> _Work to do_
Omit the pictures, please, and give each record below again exactly.

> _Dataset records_
*-*-*

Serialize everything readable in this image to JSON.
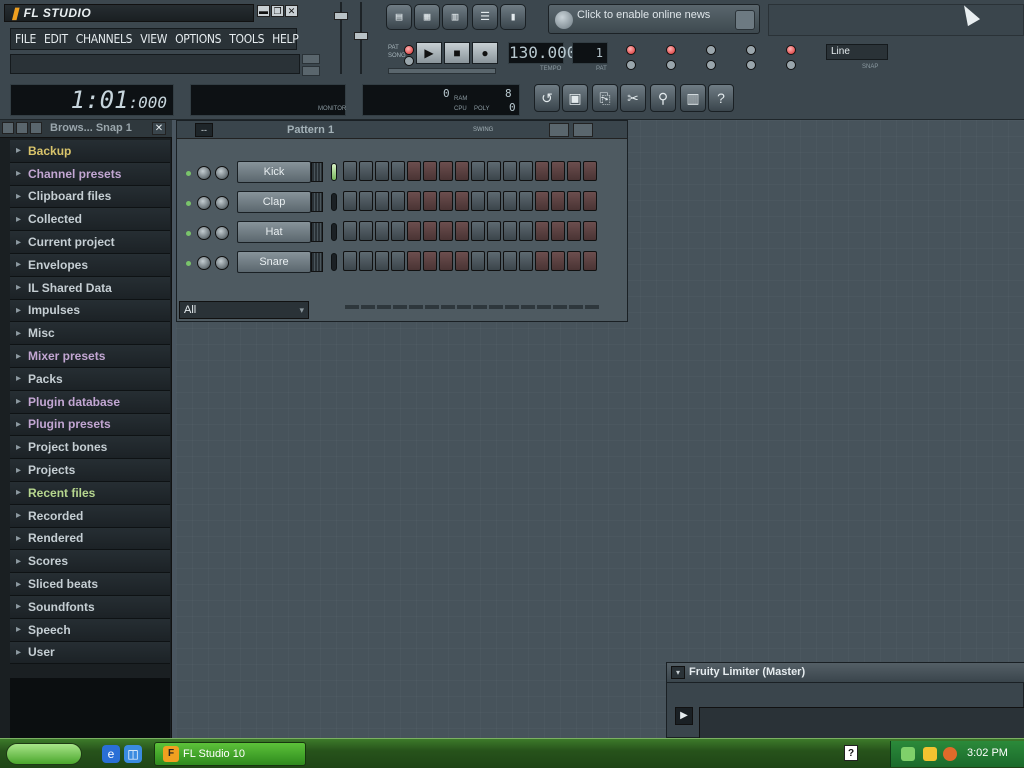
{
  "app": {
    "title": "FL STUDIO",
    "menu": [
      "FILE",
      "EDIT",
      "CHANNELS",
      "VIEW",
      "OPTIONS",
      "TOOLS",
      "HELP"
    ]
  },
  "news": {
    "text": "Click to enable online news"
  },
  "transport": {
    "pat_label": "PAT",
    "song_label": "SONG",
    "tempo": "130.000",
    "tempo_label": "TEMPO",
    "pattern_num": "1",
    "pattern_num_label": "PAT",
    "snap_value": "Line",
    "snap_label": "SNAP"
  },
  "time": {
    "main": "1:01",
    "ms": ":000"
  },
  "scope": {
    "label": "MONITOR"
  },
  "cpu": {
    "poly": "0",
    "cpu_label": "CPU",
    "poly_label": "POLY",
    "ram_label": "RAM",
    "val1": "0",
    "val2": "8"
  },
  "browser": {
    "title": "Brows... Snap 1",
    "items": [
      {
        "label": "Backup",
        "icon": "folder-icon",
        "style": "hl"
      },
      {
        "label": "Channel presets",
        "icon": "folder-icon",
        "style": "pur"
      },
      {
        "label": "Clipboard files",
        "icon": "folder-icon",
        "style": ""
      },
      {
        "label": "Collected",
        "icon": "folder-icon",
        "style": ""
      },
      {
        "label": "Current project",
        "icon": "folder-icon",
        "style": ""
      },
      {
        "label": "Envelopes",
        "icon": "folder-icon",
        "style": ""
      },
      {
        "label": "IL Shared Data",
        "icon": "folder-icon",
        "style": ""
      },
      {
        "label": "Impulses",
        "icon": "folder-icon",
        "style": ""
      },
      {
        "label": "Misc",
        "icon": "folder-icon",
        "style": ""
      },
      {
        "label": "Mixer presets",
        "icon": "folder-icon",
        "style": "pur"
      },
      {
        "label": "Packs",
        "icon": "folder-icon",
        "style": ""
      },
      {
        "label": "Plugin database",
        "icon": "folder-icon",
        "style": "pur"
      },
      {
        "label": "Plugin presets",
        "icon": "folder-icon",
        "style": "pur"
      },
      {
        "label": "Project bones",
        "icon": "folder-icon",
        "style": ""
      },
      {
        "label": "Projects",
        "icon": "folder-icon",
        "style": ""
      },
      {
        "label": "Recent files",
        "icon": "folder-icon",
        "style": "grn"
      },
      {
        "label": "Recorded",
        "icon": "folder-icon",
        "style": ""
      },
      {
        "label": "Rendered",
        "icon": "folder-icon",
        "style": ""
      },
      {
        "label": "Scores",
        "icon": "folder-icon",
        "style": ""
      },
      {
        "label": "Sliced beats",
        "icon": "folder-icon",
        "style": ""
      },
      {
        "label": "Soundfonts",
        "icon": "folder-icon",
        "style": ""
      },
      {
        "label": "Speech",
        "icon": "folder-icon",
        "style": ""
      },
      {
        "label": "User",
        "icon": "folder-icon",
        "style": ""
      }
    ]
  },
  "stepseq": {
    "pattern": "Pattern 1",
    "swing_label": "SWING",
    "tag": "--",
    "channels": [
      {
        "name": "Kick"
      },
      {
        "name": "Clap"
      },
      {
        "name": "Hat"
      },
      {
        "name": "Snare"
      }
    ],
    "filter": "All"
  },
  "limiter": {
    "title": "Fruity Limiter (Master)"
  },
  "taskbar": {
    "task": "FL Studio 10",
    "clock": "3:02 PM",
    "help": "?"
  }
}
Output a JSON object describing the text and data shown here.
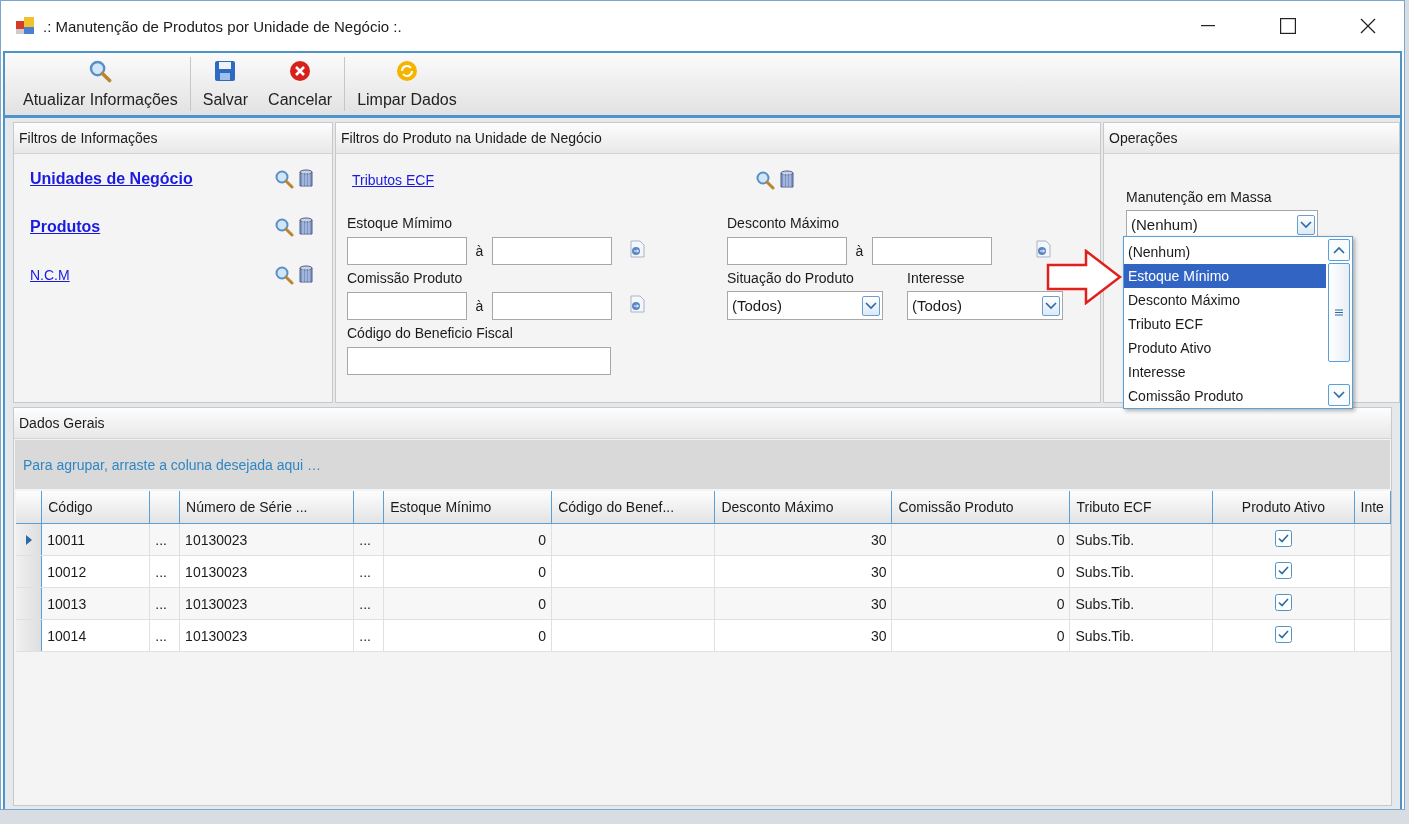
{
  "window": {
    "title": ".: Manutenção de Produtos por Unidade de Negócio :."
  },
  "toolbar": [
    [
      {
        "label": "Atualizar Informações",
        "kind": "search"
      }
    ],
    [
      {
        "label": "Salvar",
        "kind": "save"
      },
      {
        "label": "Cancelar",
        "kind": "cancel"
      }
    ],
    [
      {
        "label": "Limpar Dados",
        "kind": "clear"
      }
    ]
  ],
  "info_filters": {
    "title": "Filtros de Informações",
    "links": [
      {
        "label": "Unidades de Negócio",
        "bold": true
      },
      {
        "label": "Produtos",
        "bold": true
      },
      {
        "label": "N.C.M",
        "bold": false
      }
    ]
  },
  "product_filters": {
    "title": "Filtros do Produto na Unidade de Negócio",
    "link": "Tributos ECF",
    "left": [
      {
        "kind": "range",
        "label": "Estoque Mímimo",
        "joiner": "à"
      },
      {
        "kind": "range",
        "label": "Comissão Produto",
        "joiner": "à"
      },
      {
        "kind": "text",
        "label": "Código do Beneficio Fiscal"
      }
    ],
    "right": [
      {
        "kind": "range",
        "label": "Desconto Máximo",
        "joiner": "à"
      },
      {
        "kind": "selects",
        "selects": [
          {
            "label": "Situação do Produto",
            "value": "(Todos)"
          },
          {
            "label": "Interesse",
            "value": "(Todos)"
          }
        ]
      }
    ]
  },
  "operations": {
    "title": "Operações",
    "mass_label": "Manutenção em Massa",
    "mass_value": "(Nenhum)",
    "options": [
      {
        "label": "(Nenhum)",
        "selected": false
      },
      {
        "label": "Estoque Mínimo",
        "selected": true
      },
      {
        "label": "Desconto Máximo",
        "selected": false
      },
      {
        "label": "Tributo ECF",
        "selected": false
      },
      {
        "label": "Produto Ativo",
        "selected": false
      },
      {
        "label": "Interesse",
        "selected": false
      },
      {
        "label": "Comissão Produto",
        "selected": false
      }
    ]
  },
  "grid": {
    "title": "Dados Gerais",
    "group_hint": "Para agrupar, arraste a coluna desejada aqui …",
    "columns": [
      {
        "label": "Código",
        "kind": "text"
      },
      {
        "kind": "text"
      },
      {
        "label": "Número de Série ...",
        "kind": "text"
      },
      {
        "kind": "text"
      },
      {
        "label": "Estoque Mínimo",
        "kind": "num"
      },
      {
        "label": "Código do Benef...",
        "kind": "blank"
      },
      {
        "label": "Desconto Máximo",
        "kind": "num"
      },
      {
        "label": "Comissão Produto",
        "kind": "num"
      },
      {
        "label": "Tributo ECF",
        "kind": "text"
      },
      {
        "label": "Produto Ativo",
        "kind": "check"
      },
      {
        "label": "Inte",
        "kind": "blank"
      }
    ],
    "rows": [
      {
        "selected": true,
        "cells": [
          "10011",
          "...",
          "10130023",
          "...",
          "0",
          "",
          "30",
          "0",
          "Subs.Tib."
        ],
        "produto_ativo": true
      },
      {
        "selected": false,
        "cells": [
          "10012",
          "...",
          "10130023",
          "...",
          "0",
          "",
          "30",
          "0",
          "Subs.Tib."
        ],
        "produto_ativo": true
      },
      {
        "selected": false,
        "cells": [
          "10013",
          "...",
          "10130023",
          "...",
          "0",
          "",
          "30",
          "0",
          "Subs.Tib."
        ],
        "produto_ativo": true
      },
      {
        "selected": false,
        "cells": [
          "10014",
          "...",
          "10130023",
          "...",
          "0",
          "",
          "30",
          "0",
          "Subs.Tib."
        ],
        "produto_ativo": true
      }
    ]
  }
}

*-*-*

> _Answer below_
Serialize everything readable in this image to JSON.
{
  "app": {
    "title": "FL STUDIO",
    "menu": [
      "FILE",
      "EDIT",
      "CHANNELS",
      "VIEW",
      "OPTIONS",
      "TOOLS",
      "HELP"
    ]
  },
  "news": {
    "text": "Click to enable online news"
  },
  "transport": {
    "pat_label": "PAT",
    "song_label": "SONG",
    "tempo": "130.000",
    "tempo_label": "TEMPO",
    "pattern_num": "1",
    "pattern_num_label": "PAT",
    "snap_value": "Line",
    "snap_label": "SNAP"
  },
  "time": {
    "main": "1:01",
    "ms": ":000"
  },
  "scope": {
    "label": "MONITOR"
  },
  "cpu": {
    "poly": "0",
    "cpu_label": "CPU",
    "poly_label": "POLY",
    "ram_label": "RAM",
    "val1": "0",
    "val2": "8"
  },
  "browser": {
    "title": "Brows... Snap 1",
    "items": [
      {
        "label": "Backup",
        "icon": "folder-icon",
        "style": "hl"
      },
      {
        "label": "Channel presets",
        "icon": "folder-icon",
        "style": "pur"
      },
      {
        "label": "Clipboard files",
        "icon": "folder-icon",
        "style": ""
      },
      {
        "label": "Collected",
        "icon": "folder-icon",
        "style": ""
      },
      {
        "label": "Current project",
        "icon": "folder-icon",
        "style": ""
      },
      {
        "label": "Envelopes",
        "icon": "folder-icon",
        "style": ""
      },
      {
        "label": "IL Shared Data",
        "icon": "folder-icon",
        "style": ""
      },
      {
        "label": "Impulses",
        "icon": "folder-icon",
        "style": ""
      },
      {
        "label": "Misc",
        "icon": "folder-icon",
        "style": ""
      },
      {
        "label": "Mixer presets",
        "icon": "folder-icon",
        "style": "pur"
      },
      {
        "label": "Packs",
        "icon": "folder-icon",
        "style": ""
      },
      {
        "label": "Plugin database",
        "icon": "folder-icon",
        "style": "pur"
      },
      {
        "label": "Plugin presets",
        "icon": "folder-icon",
        "style": "pur"
      },
      {
        "label": "Project bones",
        "icon": "folder-icon",
        "style": ""
      },
      {
        "label": "Projects",
        "icon": "folder-icon",
        "style": ""
      },
      {
        "label": "Recent files",
        "icon": "folder-icon",
        "style": "grn"
      },
      {
        "label": "Recorded",
        "icon": "folder-icon",
        "style": ""
      },
      {
        "label": "Rendered",
        "icon": "folder-icon",
        "style": ""
      },
      {
        "label": "Scores",
        "icon": "folder-icon",
        "style": ""
      },
      {
        "label": "Sliced beats",
        "icon": "folder-icon",
        "style": ""
      },
      {
        "label": "Soundfonts",
        "icon": "folder-icon",
        "style": ""
      },
      {
        "label": "Speech",
        "icon": "folder-icon",
        "style": ""
      },
      {
        "label": "User",
        "icon": "folder-icon",
        "style": ""
      }
    ]
  },
  "stepseq": {
    "pattern": "Pattern 1",
    "swing_label": "SWING",
    "tag": "--",
    "channels": [
      {
        "name": "Kick"
      },
      {
        "name": "Clap"
      },
      {
        "name": "Hat"
      },
      {
        "name": "Snare"
      }
    ],
    "filter": "All"
  },
  "limiter": {
    "title": "Fruity Limiter (Master)"
  },
  "taskbar": {
    "task": "FL Studio 10",
    "clock": "3:02 PM",
    "help": "?"
  }
}
Output a JSON object describing the text and data shown here.
{
  "window": {
    "title": ".: Manutenção de Produtos por Unidade de Negócio :."
  },
  "toolbar": [
    [
      {
        "label": "Atualizar Informações",
        "kind": "search"
      }
    ],
    [
      {
        "label": "Salvar",
        "kind": "save"
      },
      {
        "label": "Cancelar",
        "kind": "cancel"
      }
    ],
    [
      {
        "label": "Limpar Dados",
        "kind": "clear"
      }
    ]
  ],
  "info_filters": {
    "title": "Filtros de Informações",
    "links": [
      {
        "label": "Unidades de Negócio",
        "bold": true
      },
      {
        "label": "Produtos",
        "bold": true
      },
      {
        "label": "N.C.M",
        "bold": false
      }
    ]
  },
  "product_filters": {
    "title": "Filtros do Produto na Unidade de Negócio",
    "link": "Tributos ECF",
    "left": [
      {
        "kind": "range",
        "label": "Estoque Mímimo",
        "joiner": "à"
      },
      {
        "kind": "range",
        "label": "Comissão Produto",
        "joiner": "à"
      },
      {
        "kind": "text",
        "label": "Código do Beneficio Fiscal"
      }
    ],
    "right": [
      {
        "kind": "range",
        "label": "Desconto Máximo",
        "joiner": "à"
      },
      {
        "kind": "selects",
        "selects": [
          {
            "label": "Situação do Produto",
            "value": "(Todos)"
          },
          {
            "label": "Interesse",
            "value": "(Todos)"
          }
        ]
      }
    ]
  },
  "operations": {
    "title": "Operações",
    "mass_label": "Manutenção em Massa",
    "mass_value": "(Nenhum)",
    "options": [
      {
        "label": "(Nenhum)",
        "selected": false
      },
      {
        "label": "Estoque Mínimo",
        "selected": true
      },
      {
        "label": "Desconto Máximo",
        "selected": false
      },
      {
        "label": "Tributo ECF",
        "selected": false
      },
      {
        "label": "Produto Ativo",
        "selected": false
      },
      {
        "label": "Interesse",
        "selected": false
      },
      {
        "label": "Comissão Produto",
        "selected": false
      }
    ]
  },
  "grid": {
    "title": "Dados Gerais",
    "group_hint": "Para agrupar, arraste a coluna desejada aqui …",
    "columns": [
      {
        "label": "Código",
        "kind": "text"
      },
      {
        "kind": "text"
      },
      {
        "label": "Número de Série ...",
        "kind": "text"
      },
      {
        "kind": "text"
      },
      {
        "label": "Estoque Mínimo",
        "kind": "num"
      },
      {
        "label": "Código do Benef...",
        "kind": "blank"
      },
      {
        "label": "Desconto Máximo",
        "kind": "num"
      },
      {
        "label": "Comissão Produto",
        "kind": "num"
      },
      {
        "label": "Tributo ECF",
        "kind": "text"
      },
      {
        "label": "Produto Ativo",
        "kind": "check"
      },
      {
        "label": "Inte",
        "kind": "blank"
      }
    ],
    "rows": [
      {
        "selected": true,
        "cells": [
          "10011",
          "...",
          "10130023",
          "...",
          "0",
          "",
          "30",
          "0",
          "Subs.Tib."
        ],
        "produto_ativo": true
      },
      {
        "selected": false,
        "cells": [
          "10012",
          "...",
          "10130023",
          "...",
          "0",
          "",
          "30",
          "0",
          "Subs.Tib."
        ],
        "produto_ativo": true
      },
      {
        "selected": false,
        "cells": [
          "10013",
          "...",
          "10130023",
          "...",
          "0",
          "",
          "30",
          "0",
          "Subs.Tib."
        ],
        "produto_ativo": true
      },
      {
        "selected": false,
        "cells": [
          "10014",
          "...",
          "10130023",
          "...",
          "0",
          "",
          "30",
          "0",
          "Subs.Tib."
        ],
        "produto_ativo": true
      }
    ]
  }
}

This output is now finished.